##### Material shown #####
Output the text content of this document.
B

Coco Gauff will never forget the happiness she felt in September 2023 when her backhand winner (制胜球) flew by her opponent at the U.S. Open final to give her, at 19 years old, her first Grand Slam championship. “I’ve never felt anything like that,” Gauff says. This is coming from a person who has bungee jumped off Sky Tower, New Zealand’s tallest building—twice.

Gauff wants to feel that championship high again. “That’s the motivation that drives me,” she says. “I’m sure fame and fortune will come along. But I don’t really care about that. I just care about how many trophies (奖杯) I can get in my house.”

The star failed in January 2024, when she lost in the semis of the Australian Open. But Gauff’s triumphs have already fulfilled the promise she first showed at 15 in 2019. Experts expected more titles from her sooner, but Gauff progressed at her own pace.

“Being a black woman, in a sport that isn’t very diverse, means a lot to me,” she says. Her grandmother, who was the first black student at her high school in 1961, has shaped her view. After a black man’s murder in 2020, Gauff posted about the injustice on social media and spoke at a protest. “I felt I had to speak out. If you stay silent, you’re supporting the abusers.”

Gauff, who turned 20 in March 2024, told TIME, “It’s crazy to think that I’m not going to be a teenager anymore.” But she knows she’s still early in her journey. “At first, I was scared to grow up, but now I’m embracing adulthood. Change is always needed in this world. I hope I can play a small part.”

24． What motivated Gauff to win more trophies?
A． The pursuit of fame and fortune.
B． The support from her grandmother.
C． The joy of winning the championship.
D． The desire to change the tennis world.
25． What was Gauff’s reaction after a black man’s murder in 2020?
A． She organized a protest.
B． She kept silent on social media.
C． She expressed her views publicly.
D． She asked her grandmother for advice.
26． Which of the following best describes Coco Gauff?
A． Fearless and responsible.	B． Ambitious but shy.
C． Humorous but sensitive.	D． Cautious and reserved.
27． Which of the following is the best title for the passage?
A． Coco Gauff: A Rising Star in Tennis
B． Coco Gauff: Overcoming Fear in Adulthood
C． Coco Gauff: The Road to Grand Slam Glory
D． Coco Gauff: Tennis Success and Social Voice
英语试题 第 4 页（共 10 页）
#####
§ Challenge
Retype every record above exactly as it appears.

§ Task output
Output the text content of this document.
B

Coco Gauff will never forget the happiness she felt in September 2023 when her backhand winner (制胜球) flew by her opponent at the U.S. Open final to give her, at 19 years old, her first Grand Slam championship. “I’ve never felt anything like that,” Gauff says. This is coming from a person who has bungee jumped off Sky Tower, New Zealand’s tallest building—twice.

Gauff wants to feel that championship high again. “That’s the motivation that drives me,” she says. “I’m sure fame and fortune will come along. But I don’t really care about that. I just care about how many trophies (奖杯) I can get in my house.”

The star failed in January 2024, when she lost in the semis of the Australian Open. But Gauff’s triumphs have already fulfilled the promise she first showed at 15 in 2019. Experts expected more titles from her sooner, but Gauff progressed at her own pace.

“Being a black woman, in a sport that isn’t very diverse, means a lot to me,” she says. Her grandmother, who was the first black student at her high school in 1961, has shaped her view. After a black man’s murder in 2020, Gauff posted about the injustice on social media and spoke at a protest. “I felt I had to speak out. If you stay silent, you’re supporting the abusers.”

Gauff, who turned 20 in March 2024, told TIME, “It’s crazy to think that I’m not going to be a teenager anymore.” But she knows she’s still early in her journey. “At first, I was scared to grow up, but now I’m embracing adulthood. Change is always needed in this world. I hope I can play a small part.”

24． What motivated Gauff to win more trophies?
A． The pursuit of fame and fortune.
B． The support from her grandmother.
C． The joy of winning the championship.
D． The desire to change the tennis world.
25． What was Gauff’s reaction after a black man’s murder in 2020?
A． She organized a protest.
B． She kept silent on social media.
C． She expressed her views publicly.
D． She asked her grandmother for advice.
26． Which of the following best describes Coco Gauff?
A． Fearless and responsible.	B． Ambitious but shy.
C． Humorous but sensitive.	D． Cautious and reserved.
27． Which of the following is the best title for the passage?
A． Coco Gauff: A Rising Star in Tennis
B． Coco Gauff: Overcoming Fear in Adulthood
C． Coco Gauff: The Road to Grand Slam Glory
D． Coco Gauff: Tennis Success and Social Voice
英语试题 第 4 页（共 10 页）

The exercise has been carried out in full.